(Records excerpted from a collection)
»»
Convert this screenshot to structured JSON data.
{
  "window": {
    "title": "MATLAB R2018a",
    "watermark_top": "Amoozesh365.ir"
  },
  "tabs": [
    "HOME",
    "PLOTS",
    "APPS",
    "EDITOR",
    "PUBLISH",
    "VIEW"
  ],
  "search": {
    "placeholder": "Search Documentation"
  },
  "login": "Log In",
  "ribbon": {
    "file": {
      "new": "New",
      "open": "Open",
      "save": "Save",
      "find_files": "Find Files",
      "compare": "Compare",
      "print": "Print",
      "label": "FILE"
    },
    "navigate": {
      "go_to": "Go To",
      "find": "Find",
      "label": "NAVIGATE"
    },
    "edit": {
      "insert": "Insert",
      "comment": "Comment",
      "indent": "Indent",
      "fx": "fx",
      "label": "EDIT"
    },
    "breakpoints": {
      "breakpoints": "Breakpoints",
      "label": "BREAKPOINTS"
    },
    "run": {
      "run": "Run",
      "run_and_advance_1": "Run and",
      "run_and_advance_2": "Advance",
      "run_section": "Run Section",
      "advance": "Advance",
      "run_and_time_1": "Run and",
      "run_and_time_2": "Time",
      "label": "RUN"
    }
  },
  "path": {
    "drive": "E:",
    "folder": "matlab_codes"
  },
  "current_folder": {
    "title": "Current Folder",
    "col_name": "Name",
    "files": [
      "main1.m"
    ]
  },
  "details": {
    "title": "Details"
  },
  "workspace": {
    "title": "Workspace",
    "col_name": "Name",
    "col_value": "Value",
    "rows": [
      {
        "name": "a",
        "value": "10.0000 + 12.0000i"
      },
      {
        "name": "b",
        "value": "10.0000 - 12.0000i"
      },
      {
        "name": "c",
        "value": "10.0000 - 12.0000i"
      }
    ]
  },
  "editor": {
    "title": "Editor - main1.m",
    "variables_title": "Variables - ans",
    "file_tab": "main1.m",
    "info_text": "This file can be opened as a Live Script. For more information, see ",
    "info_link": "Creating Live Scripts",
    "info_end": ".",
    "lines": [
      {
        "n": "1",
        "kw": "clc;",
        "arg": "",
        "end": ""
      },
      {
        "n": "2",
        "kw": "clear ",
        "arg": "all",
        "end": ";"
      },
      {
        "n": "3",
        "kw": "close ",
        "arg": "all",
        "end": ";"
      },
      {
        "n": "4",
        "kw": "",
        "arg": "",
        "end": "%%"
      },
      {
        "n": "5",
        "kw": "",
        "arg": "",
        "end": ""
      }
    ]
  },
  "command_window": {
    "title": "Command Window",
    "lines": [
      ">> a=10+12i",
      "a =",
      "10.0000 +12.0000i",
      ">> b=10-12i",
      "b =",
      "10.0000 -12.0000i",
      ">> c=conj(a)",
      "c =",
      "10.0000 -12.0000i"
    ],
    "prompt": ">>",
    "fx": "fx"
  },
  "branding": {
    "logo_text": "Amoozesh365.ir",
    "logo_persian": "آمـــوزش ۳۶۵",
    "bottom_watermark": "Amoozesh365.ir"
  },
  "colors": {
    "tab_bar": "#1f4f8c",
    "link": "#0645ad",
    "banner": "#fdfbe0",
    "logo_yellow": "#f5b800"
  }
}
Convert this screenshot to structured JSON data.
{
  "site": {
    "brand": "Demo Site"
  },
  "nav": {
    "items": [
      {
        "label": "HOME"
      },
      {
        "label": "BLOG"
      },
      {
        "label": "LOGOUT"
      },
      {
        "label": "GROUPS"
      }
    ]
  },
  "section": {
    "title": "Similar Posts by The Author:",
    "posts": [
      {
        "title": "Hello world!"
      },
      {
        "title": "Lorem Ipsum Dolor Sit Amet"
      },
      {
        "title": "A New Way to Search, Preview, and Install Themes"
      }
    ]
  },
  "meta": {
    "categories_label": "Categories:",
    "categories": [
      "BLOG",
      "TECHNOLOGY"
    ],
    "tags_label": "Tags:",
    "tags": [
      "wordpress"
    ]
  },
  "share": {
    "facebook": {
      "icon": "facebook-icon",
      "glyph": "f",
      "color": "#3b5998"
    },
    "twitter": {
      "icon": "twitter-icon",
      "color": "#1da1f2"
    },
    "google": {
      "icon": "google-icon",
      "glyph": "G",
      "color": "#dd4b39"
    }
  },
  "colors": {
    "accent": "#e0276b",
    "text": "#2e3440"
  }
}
««
*Work required:* Make an exact copy of the data above.

*Task output:*
Convert this screenshot to structured JSON data.
{
  "window": {
    "title": "MATLAB R2018a",
    "watermark_top": "Amoozesh365.ir"
  },
  "tabs": [
    "HOME",
    "PLOTS",
    "APPS",
    "EDITOR",
    "PUBLISH",
    "VIEW"
  ],
  "search": {
    "placeholder": "Search Documentation"
  },
  "login": "Log In",
  "ribbon": {
    "file": {
      "new": "New",
      "open": "Open",
      "save": "Save",
      "find_files": "Find Files",
      "compare": "Compare",
      "print": "Print",
      "label": "FILE"
    },
    "navigate": {
      "go_to": "Go To",
      "find": "Find",
      "label": "NAVIGATE"
    },
    "edit": {
      "insert": "Insert",
      "comment": "Comment",
      "indent": "Indent",
      "fx": "fx",
      "label": "EDIT"
    },
    "breakpoints": {
      "breakpoints": "Breakpoints",
      "label": "BREAKPOINTS"
    },
    "run": {
      "run": "Run",
      "run_and_advance_1": "Run and",
      "run_and_advance_2": "Advance",
      "run_section": "Run Section",
      "advance": "Advance",
      "run_and_time_1": "Run and",
      "run_and_time_2": "Time",
      "label": "RUN"
    }
  },
  "path": {
    "drive": "E:",
    "folder": "matlab_codes"
  },
  "current_folder": {
    "title": "Current Folder",
    "col_name": "Name",
    "files": [
      "main1.m"
    ]
  },
  "details": {
    "title": "Details"
  },
  "workspace": {
    "title": "Workspace",
    "col_name": "Name",
    "col_value": "Value",
    "rows": [
      {
        "name": "a",
        "value": "10.0000 + 12.0000i"
      },
      {
        "name": "b",
        "value": "10.0000 - 12.0000i"
      },
      {
        "name": "c",
        "value": "10.0000 - 12.0000i"
      }
    ]
  },
  "editor": {
    "title": "Editor - main1.m",
    "variables_title": "Variables - ans",
    "file_tab": "main1.m",
    "info_text": "This file can be opened as a Live Script. For more information, see ",
    "info_link": "Creating Live Scripts",
    "info_end": ".",
    "lines": [
      {
        "n": "1",
        "kw": "clc;",
        "arg": "",
        "end": ""
      },
      {
        "n": "2",
        "kw": "clear ",
        "arg": "all",
        "end": ";"
      },
      {
        "n": "3",
        "kw": "close ",
        "arg": "all",
        "end": ";"
      },
      {
        "n": "4",
        "kw": "",
        "arg": "",
        "end": "%%"
      },
      {
        "n": "5",
        "kw": "",
        "arg": "",
        "end": ""
      }
    ]
  },
  "command_window": {
    "title": "Command Window",
    "lines": [
      ">> a=10+12i",
      "a =",
      "10.0000 +12.0000i",
      ">> b=10-12i",
      "b =",
      "10.0000 -12.0000i",
      ">> c=conj(a)",
      "c =",
      "10.0000 -12.0000i"
    ],
    "prompt": ">>",
    "fx": "fx"
  },
  "branding": {
    "logo_text": "Amoozesh365.ir",
    "logo_persian": "آمـــوزش ۳۶۵",
    "bottom_watermark": "Amoozesh365.ir"
  },
  "colors": {
    "tab_bar": "#1f4f8c",
    "link": "#0645ad",
    "banner": "#fdfbe0",
    "logo_yellow": "#f5b800"
  }
}
Convert this screenshot to structured JSON data.
{
  "site": {
    "brand": "Demo Site"
  },
  "nav": {
    "items": [
      {
        "label": "HOME"
      },
      {
        "label": "BLOG"
      },
      {
        "label": "LOGOUT"
      },
      {
        "label": "GROUPS"
      }
    ]
  },
  "section": {
    "title": "Similar Posts by The Author:",
    "posts": [
      {
        "title": "Hello world!"
      },
      {
        "title": "Lorem Ipsum Dolor Sit Amet"
      },
      {
        "title": "A New Way to Search, Preview, and Install Themes"
      }
    ]
  },
  "meta": {
    "categories_label": "Categories:",
    "categories": [
      "BLOG",
      "TECHNOLOGY"
    ],
    "tags_label": "Tags:",
    "tags": [
      "wordpress"
    ]
  },
  "share": {
    "facebook": {
      "icon": "facebook-icon",
      "glyph": "f",
      "color": "#3b5998"
    },
    "twitter": {
      "icon": "twitter-icon",
      "color": "#1da1f2"
    },
    "google": {
      "icon": "google-icon",
      "glyph": "G",
      "color": "#dd4b39"
    }
  },
  "colors": {
    "accent": "#e0276b",
    "text": "#2e3440"
  }
}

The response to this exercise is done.